EXERCISE DETAILS:
Reproduce the lines of the material exactly, excluding every image.

Stored data:
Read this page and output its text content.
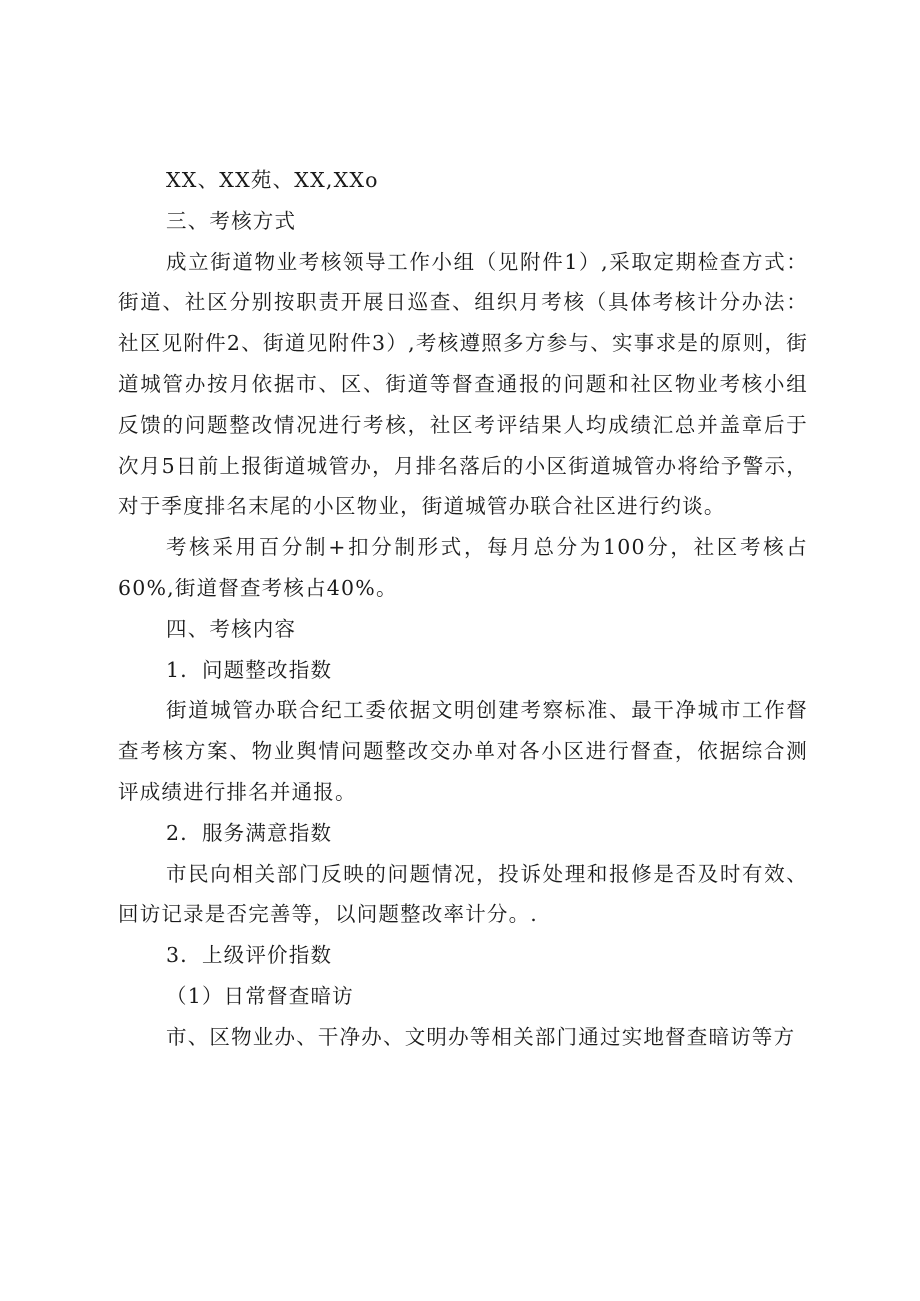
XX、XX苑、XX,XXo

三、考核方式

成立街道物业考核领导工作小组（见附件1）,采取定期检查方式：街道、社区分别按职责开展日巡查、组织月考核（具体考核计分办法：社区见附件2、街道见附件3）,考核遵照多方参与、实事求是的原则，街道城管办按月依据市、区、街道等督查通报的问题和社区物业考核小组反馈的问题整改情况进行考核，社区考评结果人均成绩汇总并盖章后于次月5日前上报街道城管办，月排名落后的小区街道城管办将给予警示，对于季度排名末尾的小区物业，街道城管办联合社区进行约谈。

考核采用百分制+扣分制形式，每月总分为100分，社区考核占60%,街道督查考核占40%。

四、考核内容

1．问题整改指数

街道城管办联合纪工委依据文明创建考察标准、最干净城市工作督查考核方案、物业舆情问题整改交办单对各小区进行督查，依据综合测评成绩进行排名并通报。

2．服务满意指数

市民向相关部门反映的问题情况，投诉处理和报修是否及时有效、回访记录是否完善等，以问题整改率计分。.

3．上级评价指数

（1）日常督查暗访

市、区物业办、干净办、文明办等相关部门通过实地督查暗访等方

THE OUTPUT:
Read this page and output its text content.
XX、XX苑、XX,XXo

三、考核方式

成立街道物业考核领导工作小组（见附件1）,采取定期检查方式：街道、社区分别按职责开展日巡查、组织月考核（具体考核计分办法：社区见附件2、街道见附件3）,考核遵照多方参与、实事求是的原则，街道城管办按月依据市、区、街道等督查通报的问题和社区物业考核小组反馈的问题整改情况进行考核，社区考评结果人均成绩汇总并盖章后于次月5日前上报街道城管办，月排名落后的小区街道城管办将给予警示，对于季度排名末尾的小区物业，街道城管办联合社区进行约谈。

考核采用百分制+扣分制形式，每月总分为100分，社区考核占60%,街道督查考核占40%。

四、考核内容

1．问题整改指数

街道城管办联合纪工委依据文明创建考察标准、最干净城市工作督查考核方案、物业舆情问题整改交办单对各小区进行督查，依据综合测评成绩进行排名并通报。

2．服务满意指数

市民向相关部门反映的问题情况，投诉处理和报修是否及时有效、回访记录是否完善等，以问题整改率计分。.

3．上级评价指数

（1）日常督查暗访

市、区物业办、干净办、文明办等相关部门通过实地督查暗访等方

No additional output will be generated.